(Stored items)
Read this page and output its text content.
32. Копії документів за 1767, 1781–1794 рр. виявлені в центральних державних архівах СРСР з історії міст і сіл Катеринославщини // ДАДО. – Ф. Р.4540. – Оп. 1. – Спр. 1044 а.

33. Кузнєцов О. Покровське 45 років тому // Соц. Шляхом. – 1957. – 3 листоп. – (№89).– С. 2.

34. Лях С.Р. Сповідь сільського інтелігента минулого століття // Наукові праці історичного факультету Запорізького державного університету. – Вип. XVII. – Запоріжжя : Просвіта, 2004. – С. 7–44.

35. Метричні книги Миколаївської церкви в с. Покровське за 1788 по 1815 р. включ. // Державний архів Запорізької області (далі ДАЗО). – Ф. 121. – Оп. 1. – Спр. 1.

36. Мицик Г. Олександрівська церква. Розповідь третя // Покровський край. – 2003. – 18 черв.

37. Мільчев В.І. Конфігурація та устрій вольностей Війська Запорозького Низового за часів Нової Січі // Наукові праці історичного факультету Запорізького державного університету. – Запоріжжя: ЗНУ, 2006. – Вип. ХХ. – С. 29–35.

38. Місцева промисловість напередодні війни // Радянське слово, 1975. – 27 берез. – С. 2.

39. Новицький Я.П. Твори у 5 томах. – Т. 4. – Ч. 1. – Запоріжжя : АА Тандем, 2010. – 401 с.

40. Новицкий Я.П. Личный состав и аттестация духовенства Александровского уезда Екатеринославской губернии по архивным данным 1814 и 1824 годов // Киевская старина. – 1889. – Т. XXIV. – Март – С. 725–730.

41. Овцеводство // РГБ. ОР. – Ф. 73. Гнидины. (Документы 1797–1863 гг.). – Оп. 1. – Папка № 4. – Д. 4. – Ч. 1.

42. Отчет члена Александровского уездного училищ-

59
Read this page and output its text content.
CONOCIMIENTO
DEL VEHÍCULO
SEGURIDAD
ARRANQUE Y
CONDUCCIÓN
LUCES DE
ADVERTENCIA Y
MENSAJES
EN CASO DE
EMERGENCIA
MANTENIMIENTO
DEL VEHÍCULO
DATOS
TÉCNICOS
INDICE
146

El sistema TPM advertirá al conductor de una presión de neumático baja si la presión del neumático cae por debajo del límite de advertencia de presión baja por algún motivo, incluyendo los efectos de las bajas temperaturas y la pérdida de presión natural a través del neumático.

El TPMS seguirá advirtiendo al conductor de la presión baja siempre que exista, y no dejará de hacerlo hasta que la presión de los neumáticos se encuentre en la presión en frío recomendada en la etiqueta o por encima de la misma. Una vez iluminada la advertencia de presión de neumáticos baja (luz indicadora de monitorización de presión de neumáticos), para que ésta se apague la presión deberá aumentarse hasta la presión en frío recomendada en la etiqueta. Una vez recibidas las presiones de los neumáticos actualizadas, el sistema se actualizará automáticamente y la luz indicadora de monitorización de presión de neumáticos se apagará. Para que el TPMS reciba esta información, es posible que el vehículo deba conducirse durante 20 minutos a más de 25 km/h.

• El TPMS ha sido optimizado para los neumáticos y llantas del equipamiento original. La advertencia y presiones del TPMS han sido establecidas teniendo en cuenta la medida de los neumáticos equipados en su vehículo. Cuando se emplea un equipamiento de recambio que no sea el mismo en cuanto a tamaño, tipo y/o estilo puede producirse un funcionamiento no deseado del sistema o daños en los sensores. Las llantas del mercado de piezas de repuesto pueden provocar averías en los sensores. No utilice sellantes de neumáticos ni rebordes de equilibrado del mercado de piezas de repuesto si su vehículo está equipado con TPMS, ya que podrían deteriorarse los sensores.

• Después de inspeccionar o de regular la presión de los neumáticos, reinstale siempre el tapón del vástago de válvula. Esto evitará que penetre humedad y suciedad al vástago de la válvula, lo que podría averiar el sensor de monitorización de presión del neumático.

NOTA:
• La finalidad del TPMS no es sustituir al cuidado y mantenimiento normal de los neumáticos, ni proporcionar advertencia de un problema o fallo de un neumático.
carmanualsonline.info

▸ **What is required**:
Show every line from the entries above in which the word "presiones" appears.

▸ **Correct result**:
El TPMS seguirá advirtiendo al conductor de la presión baja siempre que exista, y no dejará de hacerlo hasta que la presión de los neumáticos se encuentre en la presión en frío recomendada en la etiqueta o por encima de la misma. Una vez iluminada la advertencia de presión de neumáticos baja (luz indicadora de monitorización de presión de neumáticos), para que ésta se apague la presión deberá aumentarse hasta la presión en frío recomendada en la etiqueta. Una vez recibidas las presiones de los neumáticos actualizadas, el sistema se actualizará automáticamente y la luz indicadora de monitorización de presión de neumáticos se apagará. Para que el TPMS reciba esta información, es posible que el vehículo deba conducirse durante 20 minutos a más de 25 km/h.
• El TPMS ha sido optimizado para los neumáticos y llantas del equipamiento original. La advertencia y presiones del TPMS han sido establecidas teniendo en cuenta la medida de los neumáticos equipados en su vehículo. Cuando se emplea un equipamiento de recambio que no sea el mismo en cuanto a tamaño, tipo y/o estilo puede producirse un funcionamiento no deseado del sistema o daños en los sensores. Las llantas del mercado de piezas de repuesto pueden provocar averías en los sensores. No utilice sellantes de neumáticos ni rebordes de equilibrado del mercado de piezas de repuesto si su vehículo está equipado con TPMS, ya que podrían deteriorarse los sensores.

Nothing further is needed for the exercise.